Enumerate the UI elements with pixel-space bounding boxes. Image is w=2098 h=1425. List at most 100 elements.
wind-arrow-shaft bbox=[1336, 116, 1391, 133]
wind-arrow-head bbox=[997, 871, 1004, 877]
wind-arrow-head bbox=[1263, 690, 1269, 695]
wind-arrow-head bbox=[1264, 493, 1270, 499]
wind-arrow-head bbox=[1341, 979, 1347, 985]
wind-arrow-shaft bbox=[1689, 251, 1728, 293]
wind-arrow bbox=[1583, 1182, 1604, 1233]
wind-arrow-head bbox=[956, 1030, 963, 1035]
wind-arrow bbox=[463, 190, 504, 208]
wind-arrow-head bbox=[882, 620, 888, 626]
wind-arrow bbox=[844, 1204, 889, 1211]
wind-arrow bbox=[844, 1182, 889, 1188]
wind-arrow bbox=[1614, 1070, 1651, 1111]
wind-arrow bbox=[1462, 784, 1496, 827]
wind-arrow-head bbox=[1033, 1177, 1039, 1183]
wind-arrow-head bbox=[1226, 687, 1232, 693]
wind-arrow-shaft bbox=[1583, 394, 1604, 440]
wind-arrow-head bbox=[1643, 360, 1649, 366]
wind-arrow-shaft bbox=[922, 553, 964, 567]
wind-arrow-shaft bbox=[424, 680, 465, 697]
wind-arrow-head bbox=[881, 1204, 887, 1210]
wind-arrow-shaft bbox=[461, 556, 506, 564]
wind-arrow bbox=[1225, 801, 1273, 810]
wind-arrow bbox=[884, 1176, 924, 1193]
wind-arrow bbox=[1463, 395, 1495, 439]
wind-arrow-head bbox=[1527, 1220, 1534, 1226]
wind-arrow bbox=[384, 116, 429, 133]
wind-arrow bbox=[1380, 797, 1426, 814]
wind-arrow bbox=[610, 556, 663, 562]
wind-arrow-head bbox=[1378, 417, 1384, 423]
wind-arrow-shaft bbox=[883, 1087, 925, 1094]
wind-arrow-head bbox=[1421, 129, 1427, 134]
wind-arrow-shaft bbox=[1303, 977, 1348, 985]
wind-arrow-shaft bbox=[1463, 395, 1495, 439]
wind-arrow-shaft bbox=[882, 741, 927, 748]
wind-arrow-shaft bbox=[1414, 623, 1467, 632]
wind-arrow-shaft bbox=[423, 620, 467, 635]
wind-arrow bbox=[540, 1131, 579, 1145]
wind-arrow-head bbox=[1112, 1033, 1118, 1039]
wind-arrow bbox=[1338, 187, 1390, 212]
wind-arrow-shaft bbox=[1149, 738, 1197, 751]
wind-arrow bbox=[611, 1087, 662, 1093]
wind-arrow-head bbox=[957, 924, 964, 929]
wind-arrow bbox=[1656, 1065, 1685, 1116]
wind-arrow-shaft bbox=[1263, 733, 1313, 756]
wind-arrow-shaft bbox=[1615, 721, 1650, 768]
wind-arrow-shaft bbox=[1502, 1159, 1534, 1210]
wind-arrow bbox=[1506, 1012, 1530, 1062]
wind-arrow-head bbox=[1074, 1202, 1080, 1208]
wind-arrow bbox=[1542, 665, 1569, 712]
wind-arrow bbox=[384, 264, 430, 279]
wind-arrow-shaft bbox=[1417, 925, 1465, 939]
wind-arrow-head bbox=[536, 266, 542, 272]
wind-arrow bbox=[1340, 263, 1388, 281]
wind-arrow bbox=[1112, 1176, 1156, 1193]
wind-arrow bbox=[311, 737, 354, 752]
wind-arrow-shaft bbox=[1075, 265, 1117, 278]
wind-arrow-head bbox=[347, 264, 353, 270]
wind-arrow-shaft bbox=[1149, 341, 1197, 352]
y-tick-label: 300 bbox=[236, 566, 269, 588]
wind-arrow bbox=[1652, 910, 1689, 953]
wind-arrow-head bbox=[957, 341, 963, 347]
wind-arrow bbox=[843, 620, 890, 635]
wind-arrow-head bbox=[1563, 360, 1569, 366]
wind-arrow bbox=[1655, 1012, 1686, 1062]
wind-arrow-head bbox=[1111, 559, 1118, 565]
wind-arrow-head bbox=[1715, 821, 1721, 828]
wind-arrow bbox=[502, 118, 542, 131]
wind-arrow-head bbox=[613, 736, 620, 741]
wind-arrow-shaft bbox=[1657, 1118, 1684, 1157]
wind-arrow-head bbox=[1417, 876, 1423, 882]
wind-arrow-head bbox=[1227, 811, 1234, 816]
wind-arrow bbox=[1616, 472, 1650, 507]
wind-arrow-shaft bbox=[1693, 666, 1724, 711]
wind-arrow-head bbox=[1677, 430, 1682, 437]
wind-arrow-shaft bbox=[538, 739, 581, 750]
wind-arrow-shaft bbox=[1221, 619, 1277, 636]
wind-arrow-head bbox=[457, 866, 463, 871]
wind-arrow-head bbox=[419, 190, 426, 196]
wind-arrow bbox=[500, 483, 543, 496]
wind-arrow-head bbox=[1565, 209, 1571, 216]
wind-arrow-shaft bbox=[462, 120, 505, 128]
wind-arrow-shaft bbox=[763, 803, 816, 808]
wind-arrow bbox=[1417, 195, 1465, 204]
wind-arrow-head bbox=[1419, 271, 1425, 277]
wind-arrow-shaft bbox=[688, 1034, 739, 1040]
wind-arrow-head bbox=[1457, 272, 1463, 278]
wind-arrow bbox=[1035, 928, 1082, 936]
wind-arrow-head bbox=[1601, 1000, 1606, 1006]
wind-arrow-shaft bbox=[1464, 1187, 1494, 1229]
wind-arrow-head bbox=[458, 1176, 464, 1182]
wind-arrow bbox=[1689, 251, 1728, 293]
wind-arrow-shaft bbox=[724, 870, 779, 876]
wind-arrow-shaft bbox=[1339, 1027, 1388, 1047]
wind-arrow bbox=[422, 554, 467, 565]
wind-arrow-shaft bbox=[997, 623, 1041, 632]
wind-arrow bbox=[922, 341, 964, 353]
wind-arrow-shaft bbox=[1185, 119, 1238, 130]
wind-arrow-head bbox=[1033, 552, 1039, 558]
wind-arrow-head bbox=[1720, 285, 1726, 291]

§ **Problem to solve**
Rewrite every one of the entries above, replacing "wind-arrow-head" with "arrowhead" wherever it appears and leaving everything else unchanged.

§ **Completed exercise**
Enumerate the UI elements with pixel-space bounding boxes. Image is w=2098 h=1425. List at most 100 elements.
wind-arrow-shaft bbox=[1336, 116, 1391, 133]
arrowhead bbox=[997, 871, 1004, 877]
arrowhead bbox=[1263, 690, 1269, 695]
arrowhead bbox=[1264, 493, 1270, 499]
arrowhead bbox=[1341, 979, 1347, 985]
wind-arrow-shaft bbox=[1689, 251, 1728, 293]
wind-arrow bbox=[1583, 1182, 1604, 1233]
arrowhead bbox=[956, 1030, 963, 1035]
wind-arrow bbox=[463, 190, 504, 208]
arrowhead bbox=[882, 620, 888, 626]
wind-arrow bbox=[844, 1204, 889, 1211]
wind-arrow bbox=[844, 1182, 889, 1188]
wind-arrow bbox=[1614, 1070, 1651, 1111]
wind-arrow bbox=[1462, 784, 1496, 827]
arrowhead bbox=[1033, 1177, 1039, 1183]
arrowhead bbox=[1226, 687, 1232, 693]
wind-arrow-shaft bbox=[1583, 394, 1604, 440]
arrowhead bbox=[1643, 360, 1649, 366]
wind-arrow-shaft bbox=[922, 553, 964, 567]
wind-arrow-shaft bbox=[424, 680, 465, 697]
arrowhead bbox=[881, 1204, 887, 1210]
wind-arrow-shaft bbox=[461, 556, 506, 564]
wind-arrow bbox=[1225, 801, 1273, 810]
wind-arrow bbox=[884, 1176, 924, 1193]
wind-arrow bbox=[1463, 395, 1495, 439]
arrowhead bbox=[1527, 1220, 1534, 1226]
wind-arrow bbox=[384, 116, 429, 133]
wind-arrow bbox=[1380, 797, 1426, 814]
wind-arrow bbox=[610, 556, 663, 562]
arrowhead bbox=[1378, 417, 1384, 423]
wind-arrow-shaft bbox=[883, 1087, 925, 1094]
arrowhead bbox=[1421, 129, 1427, 134]
wind-arrow-shaft bbox=[1303, 977, 1348, 985]
wind-arrow-shaft bbox=[1463, 395, 1495, 439]
wind-arrow-shaft bbox=[882, 741, 927, 748]
wind-arrow-shaft bbox=[1414, 623, 1467, 632]
wind-arrow-shaft bbox=[423, 620, 467, 635]
wind-arrow bbox=[540, 1131, 579, 1145]
arrowhead bbox=[1112, 1033, 1118, 1039]
wind-arrow bbox=[1338, 187, 1390, 212]
wind-arrow-shaft bbox=[1149, 738, 1197, 751]
wind-arrow bbox=[611, 1087, 662, 1093]
arrowhead bbox=[957, 924, 964, 929]
wind-arrow bbox=[1656, 1065, 1685, 1116]
wind-arrow-shaft bbox=[1263, 733, 1313, 756]
wind-arrow-shaft bbox=[1615, 721, 1650, 768]
wind-arrow-shaft bbox=[1502, 1159, 1534, 1210]
wind-arrow bbox=[1506, 1012, 1530, 1062]
arrowhead bbox=[1074, 1202, 1080, 1208]
wind-arrow bbox=[1542, 665, 1569, 712]
wind-arrow bbox=[384, 264, 430, 279]
wind-arrow-shaft bbox=[1417, 925, 1465, 939]
arrowhead bbox=[536, 266, 542, 272]
wind-arrow bbox=[1340, 263, 1388, 281]
wind-arrow bbox=[1112, 1176, 1156, 1193]
wind-arrow bbox=[311, 737, 354, 752]
wind-arrow-shaft bbox=[1075, 265, 1117, 278]
arrowhead bbox=[347, 264, 353, 270]
wind-arrow-shaft bbox=[1149, 341, 1197, 352]
y-tick-label: 300 bbox=[236, 566, 269, 588]
wind-arrow bbox=[1652, 910, 1689, 953]
arrowhead bbox=[957, 341, 963, 347]
wind-arrow bbox=[843, 620, 890, 635]
arrowhead bbox=[1563, 360, 1569, 366]
wind-arrow bbox=[1655, 1012, 1686, 1062]
arrowhead bbox=[1111, 559, 1118, 565]
arrowhead bbox=[1715, 821, 1721, 828]
wind-arrow bbox=[502, 118, 542, 131]
arrowhead bbox=[613, 736, 620, 741]
wind-arrow-shaft bbox=[1657, 1118, 1684, 1157]
arrowhead bbox=[1417, 876, 1423, 882]
arrowhead bbox=[1227, 811, 1234, 816]
wind-arrow bbox=[1616, 472, 1650, 507]
wind-arrow-shaft bbox=[1693, 666, 1724, 711]
arrowhead bbox=[1677, 430, 1682, 437]
wind-arrow-shaft bbox=[538, 739, 581, 750]
wind-arrow-shaft bbox=[1221, 619, 1277, 636]
arrowhead bbox=[457, 866, 463, 871]
arrowhead bbox=[419, 190, 426, 196]
wind-arrow bbox=[500, 483, 543, 496]
arrowhead bbox=[1565, 209, 1571, 216]
wind-arrow-shaft bbox=[462, 120, 505, 128]
wind-arrow-shaft bbox=[763, 803, 816, 808]
wind-arrow bbox=[1417, 195, 1465, 204]
arrowhead bbox=[1419, 271, 1425, 277]
wind-arrow-shaft bbox=[688, 1034, 739, 1040]
arrowhead bbox=[1457, 272, 1463, 278]
wind-arrow bbox=[1035, 928, 1082, 936]
arrowhead bbox=[1601, 1000, 1606, 1006]
wind-arrow-shaft bbox=[1464, 1187, 1494, 1229]
arrowhead bbox=[458, 1176, 464, 1182]
wind-arrow bbox=[1689, 251, 1728, 293]
wind-arrow-shaft bbox=[724, 870, 779, 876]
wind-arrow-shaft bbox=[1339, 1027, 1388, 1047]
wind-arrow bbox=[422, 554, 467, 565]
wind-arrow-shaft bbox=[997, 623, 1041, 632]
wind-arrow bbox=[922, 341, 964, 353]
wind-arrow-shaft bbox=[1185, 119, 1238, 130]
arrowhead bbox=[1033, 552, 1039, 558]
arrowhead bbox=[1720, 285, 1726, 291]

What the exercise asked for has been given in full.